--- REQUIRED TASK ---
Each line that holds the string "title" counts once; say how many such lines there are and add nothing.

[Items listed in a dataset]
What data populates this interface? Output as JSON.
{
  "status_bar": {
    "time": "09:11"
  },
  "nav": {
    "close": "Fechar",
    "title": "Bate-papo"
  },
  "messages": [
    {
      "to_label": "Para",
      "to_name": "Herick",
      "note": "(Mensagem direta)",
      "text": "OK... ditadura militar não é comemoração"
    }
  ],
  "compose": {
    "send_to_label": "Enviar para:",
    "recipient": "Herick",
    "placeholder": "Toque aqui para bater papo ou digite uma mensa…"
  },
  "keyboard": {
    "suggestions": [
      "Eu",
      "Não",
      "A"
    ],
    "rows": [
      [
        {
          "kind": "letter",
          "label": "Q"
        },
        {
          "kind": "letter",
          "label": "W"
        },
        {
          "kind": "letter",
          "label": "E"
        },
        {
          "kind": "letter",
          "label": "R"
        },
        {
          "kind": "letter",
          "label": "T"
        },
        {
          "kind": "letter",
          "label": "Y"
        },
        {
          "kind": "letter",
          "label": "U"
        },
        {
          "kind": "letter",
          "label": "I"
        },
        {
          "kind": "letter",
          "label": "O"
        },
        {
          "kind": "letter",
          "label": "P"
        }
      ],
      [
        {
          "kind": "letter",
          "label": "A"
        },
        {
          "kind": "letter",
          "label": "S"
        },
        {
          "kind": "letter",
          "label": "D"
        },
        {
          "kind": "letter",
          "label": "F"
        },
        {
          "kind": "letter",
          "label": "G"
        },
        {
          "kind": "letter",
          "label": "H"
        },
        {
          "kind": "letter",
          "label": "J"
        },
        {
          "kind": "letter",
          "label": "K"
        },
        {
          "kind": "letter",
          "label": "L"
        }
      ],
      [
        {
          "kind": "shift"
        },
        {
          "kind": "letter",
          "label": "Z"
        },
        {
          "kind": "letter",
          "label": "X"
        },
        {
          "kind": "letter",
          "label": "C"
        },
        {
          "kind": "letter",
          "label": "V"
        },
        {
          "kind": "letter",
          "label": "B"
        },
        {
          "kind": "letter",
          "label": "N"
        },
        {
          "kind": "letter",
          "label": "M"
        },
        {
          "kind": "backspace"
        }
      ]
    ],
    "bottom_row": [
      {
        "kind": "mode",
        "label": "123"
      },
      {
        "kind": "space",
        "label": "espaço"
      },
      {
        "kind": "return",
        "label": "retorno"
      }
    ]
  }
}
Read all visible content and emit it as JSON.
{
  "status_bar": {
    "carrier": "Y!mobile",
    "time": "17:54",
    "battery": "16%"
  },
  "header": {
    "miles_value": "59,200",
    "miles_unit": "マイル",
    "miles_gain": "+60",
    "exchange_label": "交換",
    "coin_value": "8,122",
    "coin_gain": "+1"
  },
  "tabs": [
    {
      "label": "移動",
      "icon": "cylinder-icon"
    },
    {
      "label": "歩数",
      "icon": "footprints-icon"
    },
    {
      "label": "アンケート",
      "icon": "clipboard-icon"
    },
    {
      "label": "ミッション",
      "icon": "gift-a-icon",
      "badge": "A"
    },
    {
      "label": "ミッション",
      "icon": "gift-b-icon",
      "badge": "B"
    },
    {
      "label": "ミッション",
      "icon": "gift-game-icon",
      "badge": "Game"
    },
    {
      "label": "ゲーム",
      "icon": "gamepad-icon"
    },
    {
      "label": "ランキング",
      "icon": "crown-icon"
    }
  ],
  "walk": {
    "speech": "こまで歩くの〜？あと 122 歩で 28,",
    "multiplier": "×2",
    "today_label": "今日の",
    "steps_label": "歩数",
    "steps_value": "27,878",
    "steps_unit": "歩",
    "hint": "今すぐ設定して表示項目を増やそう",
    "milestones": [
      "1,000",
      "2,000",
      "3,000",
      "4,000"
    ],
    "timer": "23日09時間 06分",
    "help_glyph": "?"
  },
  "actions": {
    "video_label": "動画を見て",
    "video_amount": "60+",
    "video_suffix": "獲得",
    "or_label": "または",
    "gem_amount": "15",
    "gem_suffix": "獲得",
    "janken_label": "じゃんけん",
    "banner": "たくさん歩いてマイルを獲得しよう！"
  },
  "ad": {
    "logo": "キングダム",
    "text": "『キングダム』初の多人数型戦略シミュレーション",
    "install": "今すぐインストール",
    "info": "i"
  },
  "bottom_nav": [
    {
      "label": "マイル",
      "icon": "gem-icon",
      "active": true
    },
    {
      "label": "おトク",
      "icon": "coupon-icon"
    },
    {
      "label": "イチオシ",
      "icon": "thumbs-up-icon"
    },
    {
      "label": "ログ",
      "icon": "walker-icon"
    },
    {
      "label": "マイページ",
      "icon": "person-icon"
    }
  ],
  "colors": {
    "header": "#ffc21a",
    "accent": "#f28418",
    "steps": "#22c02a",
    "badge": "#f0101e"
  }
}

---

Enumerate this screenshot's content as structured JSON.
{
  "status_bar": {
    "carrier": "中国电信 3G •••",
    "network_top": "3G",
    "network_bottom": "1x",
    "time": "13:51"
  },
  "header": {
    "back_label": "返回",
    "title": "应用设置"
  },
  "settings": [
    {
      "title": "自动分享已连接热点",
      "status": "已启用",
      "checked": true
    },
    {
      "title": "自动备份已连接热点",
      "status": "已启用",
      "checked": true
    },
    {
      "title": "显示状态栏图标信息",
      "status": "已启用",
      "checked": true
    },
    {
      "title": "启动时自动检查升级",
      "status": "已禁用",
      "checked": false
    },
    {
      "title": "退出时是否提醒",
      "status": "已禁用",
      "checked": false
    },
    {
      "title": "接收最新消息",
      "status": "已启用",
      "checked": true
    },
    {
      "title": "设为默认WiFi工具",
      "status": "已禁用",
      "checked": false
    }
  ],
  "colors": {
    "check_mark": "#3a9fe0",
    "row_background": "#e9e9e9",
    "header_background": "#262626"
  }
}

--- TASK ANSWER ---
9